== WHAT THE TASK REQUIRES ==
Search the data for the word "nametag". Reproduce every line where it is found.

------------------------------------------------------------

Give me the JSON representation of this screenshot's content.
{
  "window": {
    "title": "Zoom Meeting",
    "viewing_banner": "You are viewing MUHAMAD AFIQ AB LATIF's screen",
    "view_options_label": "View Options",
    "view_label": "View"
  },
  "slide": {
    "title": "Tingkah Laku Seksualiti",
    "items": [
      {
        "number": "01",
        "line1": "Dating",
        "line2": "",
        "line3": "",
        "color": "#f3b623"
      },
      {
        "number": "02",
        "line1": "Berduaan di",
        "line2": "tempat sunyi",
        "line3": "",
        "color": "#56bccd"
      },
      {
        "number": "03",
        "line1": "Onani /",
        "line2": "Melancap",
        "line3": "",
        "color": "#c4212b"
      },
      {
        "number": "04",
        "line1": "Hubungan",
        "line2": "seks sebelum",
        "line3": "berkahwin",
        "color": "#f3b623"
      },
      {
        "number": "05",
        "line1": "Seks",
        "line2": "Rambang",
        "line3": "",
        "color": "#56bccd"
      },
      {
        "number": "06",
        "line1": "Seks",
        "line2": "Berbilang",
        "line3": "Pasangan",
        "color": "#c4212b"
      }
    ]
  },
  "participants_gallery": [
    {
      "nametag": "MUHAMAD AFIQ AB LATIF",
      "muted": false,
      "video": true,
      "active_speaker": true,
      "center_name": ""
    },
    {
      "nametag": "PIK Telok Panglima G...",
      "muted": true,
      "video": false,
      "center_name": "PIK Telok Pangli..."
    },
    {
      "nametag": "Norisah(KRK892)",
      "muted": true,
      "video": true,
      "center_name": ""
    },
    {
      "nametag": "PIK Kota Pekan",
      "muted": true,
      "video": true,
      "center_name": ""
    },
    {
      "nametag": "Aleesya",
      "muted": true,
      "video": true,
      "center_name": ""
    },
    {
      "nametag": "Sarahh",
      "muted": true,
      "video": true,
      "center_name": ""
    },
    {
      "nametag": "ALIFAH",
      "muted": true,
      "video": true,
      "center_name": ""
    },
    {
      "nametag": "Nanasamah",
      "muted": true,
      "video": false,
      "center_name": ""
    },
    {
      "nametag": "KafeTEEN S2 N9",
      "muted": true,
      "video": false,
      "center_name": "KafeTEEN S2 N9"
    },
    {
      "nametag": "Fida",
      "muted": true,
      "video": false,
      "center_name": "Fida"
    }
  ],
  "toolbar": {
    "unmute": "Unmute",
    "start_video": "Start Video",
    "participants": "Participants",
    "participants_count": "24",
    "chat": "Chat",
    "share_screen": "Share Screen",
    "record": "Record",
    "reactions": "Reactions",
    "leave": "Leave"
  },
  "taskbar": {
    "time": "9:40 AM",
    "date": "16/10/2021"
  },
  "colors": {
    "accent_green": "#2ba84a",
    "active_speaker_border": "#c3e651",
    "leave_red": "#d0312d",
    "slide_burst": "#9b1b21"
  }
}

------------------------------------------------------------

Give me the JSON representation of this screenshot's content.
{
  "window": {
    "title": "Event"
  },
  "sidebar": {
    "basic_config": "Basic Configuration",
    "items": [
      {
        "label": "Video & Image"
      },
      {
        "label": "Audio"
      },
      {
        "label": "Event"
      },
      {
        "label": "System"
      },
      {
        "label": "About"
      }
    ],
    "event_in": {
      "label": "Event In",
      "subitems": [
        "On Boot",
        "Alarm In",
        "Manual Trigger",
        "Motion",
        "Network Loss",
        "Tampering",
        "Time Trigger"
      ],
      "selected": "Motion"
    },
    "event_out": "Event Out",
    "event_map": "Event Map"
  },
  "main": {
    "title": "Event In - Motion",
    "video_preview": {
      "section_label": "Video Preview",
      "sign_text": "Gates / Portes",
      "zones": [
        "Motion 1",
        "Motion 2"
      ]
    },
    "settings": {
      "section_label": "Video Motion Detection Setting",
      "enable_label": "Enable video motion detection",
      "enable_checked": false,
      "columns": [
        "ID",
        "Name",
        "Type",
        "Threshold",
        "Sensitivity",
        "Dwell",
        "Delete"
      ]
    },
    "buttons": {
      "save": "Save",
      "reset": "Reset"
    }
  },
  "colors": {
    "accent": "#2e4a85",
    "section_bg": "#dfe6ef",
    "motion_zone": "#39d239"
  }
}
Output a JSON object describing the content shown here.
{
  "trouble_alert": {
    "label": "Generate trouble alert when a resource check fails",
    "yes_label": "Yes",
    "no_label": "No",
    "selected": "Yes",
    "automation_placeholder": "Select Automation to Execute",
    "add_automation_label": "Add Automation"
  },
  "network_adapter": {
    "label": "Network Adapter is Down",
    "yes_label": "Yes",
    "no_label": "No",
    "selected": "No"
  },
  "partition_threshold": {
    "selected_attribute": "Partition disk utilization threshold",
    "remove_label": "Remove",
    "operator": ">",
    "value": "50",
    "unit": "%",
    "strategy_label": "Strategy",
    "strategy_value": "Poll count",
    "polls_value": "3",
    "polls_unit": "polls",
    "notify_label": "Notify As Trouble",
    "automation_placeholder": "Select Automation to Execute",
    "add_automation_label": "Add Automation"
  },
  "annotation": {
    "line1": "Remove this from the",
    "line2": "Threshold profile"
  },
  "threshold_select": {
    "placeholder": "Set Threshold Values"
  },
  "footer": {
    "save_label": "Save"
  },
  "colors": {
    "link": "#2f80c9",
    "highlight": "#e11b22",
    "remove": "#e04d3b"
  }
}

------------------------------------------------------------

== COMPLETE RESPONSE ==
      "nametag": "MUHAMAD AFIQ AB LATIF",
      "nametag": "PIK Telok Panglima G...",
      "nametag": "Norisah(KRK892)",
      "nametag": "PIK Kota Pekan",
      "nametag": "Aleesya",
      "nametag": "Sarahh",
      "nametag": "ALIFAH",
      "nametag": "Nanasamah",
      "nametag": "KafeTEEN S2 N9",
      "nametag": "Fida",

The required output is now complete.